** start of Document excerpt **

2010-03-12 Thread Herbert Duerr

Hi Thorsten,

please see my answers below. I don't think the fixed-width types are a  
hot topic that should get that much attention. Sounding the alarm on  
the use of native types is not attention-worthy either. Especially  
since the same reasoning got us worse code then, extra maintenance  
burdens now and extra bugs from too tight types and bugs from unsigned/ 
signed-mixing issue.



your suggestion shows the fundamental flaw I've pointed out earlier
- that too much of the code makes implicit assumptions about the
available int ranges. Just grep for 0x, 0xFFFE etc. and weep.


The hardcoded range-checks were probably good enough then because of  
the hardcoded types implied they would be safe forever. Changing any  
of these signatures now is a lot of work with lots of pain, little  
gain. That's why it isn't high on anybodies priority list.


But if you need fixed-width types you should use them. But my  
corollary is that if you don't need them you shouldn't be forced to  
use them. Native types make code more pleasant to read. Code that is  
written without hardcoded 16bit/32bit/etc. assumptions can and IMHO  
should use native types.



Add to that performance implications - the Calc guys can likely tell
the story much better than me, how 'simple' increases in row/column
sizes affect overall speed.


Scalability problems are a different story. They show the same whether  
allowing 64K instead of 32K or whether allowing 96K instead of 64K.


Of course changing old assumptions about reasonable ranges is hard as  
we can see in the Calc's row and column limits, on Writer's paragraph  
sizes, the number of resource IDs, etc. Nevertheless these limits  
should not stay there forever.



When I look through other high profile multi-platform sources such
as gcc, the linux-kernel, etc. they have no problems to use native
types for everything except for interfaces defined by their ABI or
the API of the underlying platforms.


The kernel code presumably gets enough coverage with different int
sizes over the range of supported platforms, that such bad code gets
weeded out; besides I'm rather certain the kernel code is overall
much more defensive than OOo's. gcc is a different league, compiler
are usually no target for exploits.


Using non-native types doesn't make problems go away automatically. In  
my experience it is quite the opposite:


With fixed-width types the ranges were often chosen extra-tight. E.g.  
the artificial limit of 32K points in a tools polygon or your issue  
#128078# where refcounters overflowed.

** end of Document excerpt **

▸ Written instruction 1
Repeat the passage of the email on fixed-width types that lies between "Add to that" and "affect overall speed.", inclusive.
The records have no connection to the text.

** start of Provided material **

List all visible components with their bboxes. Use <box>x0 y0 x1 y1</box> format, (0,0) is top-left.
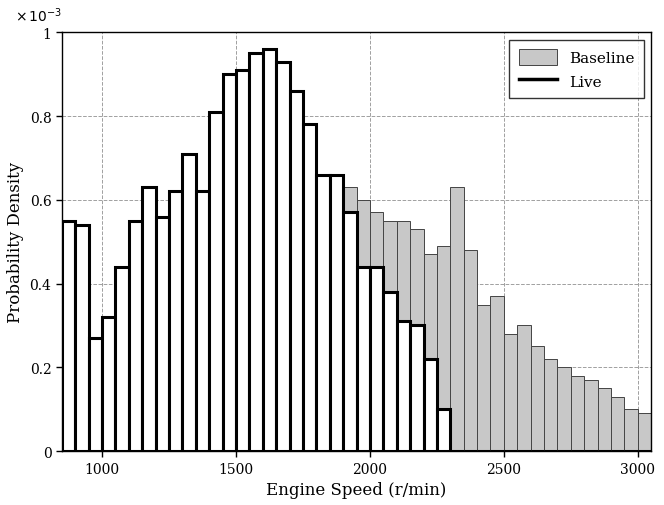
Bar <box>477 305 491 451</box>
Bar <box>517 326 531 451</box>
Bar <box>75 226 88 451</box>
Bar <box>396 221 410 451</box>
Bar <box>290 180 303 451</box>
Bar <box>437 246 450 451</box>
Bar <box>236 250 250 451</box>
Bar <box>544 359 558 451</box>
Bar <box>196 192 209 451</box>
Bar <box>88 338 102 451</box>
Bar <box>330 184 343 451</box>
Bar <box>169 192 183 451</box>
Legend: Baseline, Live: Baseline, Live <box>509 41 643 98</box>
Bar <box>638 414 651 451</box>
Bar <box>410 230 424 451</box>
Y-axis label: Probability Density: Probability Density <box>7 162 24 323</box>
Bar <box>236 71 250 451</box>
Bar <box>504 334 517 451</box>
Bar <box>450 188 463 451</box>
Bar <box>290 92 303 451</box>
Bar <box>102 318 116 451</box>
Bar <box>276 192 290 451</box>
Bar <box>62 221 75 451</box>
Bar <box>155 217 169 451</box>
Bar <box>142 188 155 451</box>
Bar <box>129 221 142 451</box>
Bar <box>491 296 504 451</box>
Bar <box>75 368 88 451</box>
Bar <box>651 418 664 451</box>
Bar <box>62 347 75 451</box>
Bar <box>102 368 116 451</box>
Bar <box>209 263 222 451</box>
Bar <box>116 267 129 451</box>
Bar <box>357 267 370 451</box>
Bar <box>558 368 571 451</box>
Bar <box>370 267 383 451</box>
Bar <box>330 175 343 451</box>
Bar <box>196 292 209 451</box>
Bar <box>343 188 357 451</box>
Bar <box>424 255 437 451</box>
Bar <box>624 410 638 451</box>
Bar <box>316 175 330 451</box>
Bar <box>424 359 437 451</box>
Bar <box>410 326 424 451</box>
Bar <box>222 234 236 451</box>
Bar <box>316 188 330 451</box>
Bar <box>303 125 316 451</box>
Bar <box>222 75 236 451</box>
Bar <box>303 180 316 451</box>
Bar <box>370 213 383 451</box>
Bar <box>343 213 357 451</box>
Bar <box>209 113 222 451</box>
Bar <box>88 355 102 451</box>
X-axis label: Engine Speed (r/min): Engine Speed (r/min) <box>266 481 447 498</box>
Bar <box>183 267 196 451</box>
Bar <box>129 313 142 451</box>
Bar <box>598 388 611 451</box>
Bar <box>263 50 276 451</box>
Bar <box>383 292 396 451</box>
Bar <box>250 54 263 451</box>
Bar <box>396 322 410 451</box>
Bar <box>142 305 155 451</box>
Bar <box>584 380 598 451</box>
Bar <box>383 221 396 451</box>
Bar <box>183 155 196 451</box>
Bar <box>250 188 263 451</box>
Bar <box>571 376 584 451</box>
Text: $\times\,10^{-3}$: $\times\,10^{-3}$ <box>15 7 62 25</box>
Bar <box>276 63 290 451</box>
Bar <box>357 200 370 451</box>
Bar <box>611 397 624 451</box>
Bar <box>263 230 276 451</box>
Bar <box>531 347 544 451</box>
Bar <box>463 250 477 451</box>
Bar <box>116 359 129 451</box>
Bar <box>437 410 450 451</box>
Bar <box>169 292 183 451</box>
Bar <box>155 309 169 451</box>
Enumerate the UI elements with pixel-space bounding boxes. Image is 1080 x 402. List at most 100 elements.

** end of Provided material **
** start of Provided material **

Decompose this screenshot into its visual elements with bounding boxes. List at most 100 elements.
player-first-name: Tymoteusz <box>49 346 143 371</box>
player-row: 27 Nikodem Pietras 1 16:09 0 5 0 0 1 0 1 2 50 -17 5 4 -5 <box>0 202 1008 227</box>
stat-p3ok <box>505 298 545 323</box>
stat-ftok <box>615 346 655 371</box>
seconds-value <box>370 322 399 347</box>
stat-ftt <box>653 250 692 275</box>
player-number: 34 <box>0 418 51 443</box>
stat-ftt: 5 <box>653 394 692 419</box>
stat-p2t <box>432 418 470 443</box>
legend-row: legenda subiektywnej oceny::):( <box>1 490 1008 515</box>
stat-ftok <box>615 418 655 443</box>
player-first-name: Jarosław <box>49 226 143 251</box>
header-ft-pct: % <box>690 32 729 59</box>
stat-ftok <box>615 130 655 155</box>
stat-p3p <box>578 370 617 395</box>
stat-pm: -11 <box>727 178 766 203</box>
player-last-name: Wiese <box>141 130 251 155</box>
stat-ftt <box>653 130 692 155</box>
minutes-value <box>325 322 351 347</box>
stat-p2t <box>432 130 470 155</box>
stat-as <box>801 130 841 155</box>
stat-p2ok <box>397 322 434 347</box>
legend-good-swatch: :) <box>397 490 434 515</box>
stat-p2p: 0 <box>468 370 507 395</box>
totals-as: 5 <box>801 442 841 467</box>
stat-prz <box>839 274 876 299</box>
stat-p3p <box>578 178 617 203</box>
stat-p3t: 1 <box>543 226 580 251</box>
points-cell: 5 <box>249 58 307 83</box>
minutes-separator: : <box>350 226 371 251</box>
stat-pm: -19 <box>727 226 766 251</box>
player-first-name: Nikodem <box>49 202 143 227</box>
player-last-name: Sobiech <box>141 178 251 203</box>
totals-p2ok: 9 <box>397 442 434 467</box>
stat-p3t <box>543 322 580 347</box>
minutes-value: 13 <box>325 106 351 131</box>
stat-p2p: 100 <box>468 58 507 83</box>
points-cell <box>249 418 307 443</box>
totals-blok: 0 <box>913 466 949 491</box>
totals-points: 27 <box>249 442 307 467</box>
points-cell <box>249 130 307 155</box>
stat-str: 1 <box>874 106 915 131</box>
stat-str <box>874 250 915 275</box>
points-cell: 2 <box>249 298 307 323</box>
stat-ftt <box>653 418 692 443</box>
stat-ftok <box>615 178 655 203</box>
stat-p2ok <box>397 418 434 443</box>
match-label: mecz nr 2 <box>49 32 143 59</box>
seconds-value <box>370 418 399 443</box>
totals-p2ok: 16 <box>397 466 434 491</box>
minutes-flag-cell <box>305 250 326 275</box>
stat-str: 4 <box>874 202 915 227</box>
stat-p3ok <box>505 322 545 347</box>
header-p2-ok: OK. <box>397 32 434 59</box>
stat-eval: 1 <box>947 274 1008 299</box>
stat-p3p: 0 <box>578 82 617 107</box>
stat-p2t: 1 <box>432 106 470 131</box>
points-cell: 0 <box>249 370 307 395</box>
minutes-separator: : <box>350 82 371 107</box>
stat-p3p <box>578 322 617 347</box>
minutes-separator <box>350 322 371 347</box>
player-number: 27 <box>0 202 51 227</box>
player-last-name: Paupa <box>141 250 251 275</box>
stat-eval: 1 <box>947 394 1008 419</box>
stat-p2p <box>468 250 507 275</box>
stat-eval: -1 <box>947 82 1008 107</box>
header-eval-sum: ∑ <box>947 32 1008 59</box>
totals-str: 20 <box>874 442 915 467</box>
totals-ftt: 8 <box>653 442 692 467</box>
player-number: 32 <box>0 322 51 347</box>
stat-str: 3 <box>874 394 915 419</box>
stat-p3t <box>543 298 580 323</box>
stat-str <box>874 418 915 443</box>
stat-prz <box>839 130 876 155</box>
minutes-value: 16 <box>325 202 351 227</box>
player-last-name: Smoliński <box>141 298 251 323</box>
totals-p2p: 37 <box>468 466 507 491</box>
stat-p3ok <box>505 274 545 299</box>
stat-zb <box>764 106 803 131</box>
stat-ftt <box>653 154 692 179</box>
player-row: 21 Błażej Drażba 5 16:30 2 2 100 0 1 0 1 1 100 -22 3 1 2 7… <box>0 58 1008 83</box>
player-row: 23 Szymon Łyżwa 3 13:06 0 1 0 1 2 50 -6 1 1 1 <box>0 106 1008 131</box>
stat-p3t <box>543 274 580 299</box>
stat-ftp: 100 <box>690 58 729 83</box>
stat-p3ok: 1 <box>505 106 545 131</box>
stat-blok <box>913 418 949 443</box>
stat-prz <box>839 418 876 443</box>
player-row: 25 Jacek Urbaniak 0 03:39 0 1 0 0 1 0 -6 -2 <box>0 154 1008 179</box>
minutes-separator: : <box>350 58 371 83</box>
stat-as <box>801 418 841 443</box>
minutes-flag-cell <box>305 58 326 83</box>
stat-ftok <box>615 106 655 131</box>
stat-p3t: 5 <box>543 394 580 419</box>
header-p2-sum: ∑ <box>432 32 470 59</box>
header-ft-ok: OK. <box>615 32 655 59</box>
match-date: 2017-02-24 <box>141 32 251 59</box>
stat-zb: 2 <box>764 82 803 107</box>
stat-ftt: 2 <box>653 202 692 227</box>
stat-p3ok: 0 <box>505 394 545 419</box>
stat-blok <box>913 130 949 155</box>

** end of Provided material **

▸ Written instruction 2
In the records, rewrite the lines between the lines holding "Bar <box>477 305 491 451</box>" and "Bar <box>638 414 651 451</box>", inclusive, with "Legend" replaced by "Key" and everything else left unchanged. Return only those lines.

▸ Task result 1
Add to that performance implications - the Calc guys can likely tell
the story much better than me, how 'simple' increases in row/column
sizes affect overall speed.

▸ Task result 2
Bar <box>477 305 491 451</box>
Bar <box>517 326 531 451</box>
Bar <box>75 226 88 451</box>
Bar <box>396 221 410 451</box>
Bar <box>290 180 303 451</box>
Bar <box>437 246 450 451</box>
Bar <box>236 250 250 451</box>
Bar <box>544 359 558 451</box>
Bar <box>196 192 209 451</box>
Bar <box>88 338 102 451</box>
Bar <box>330 184 343 451</box>
Bar <box>169 192 183 451</box>
Key: Baseline, Live: Baseline, Live <box>509 41 643 98</box>
Bar <box>638 414 651 451</box>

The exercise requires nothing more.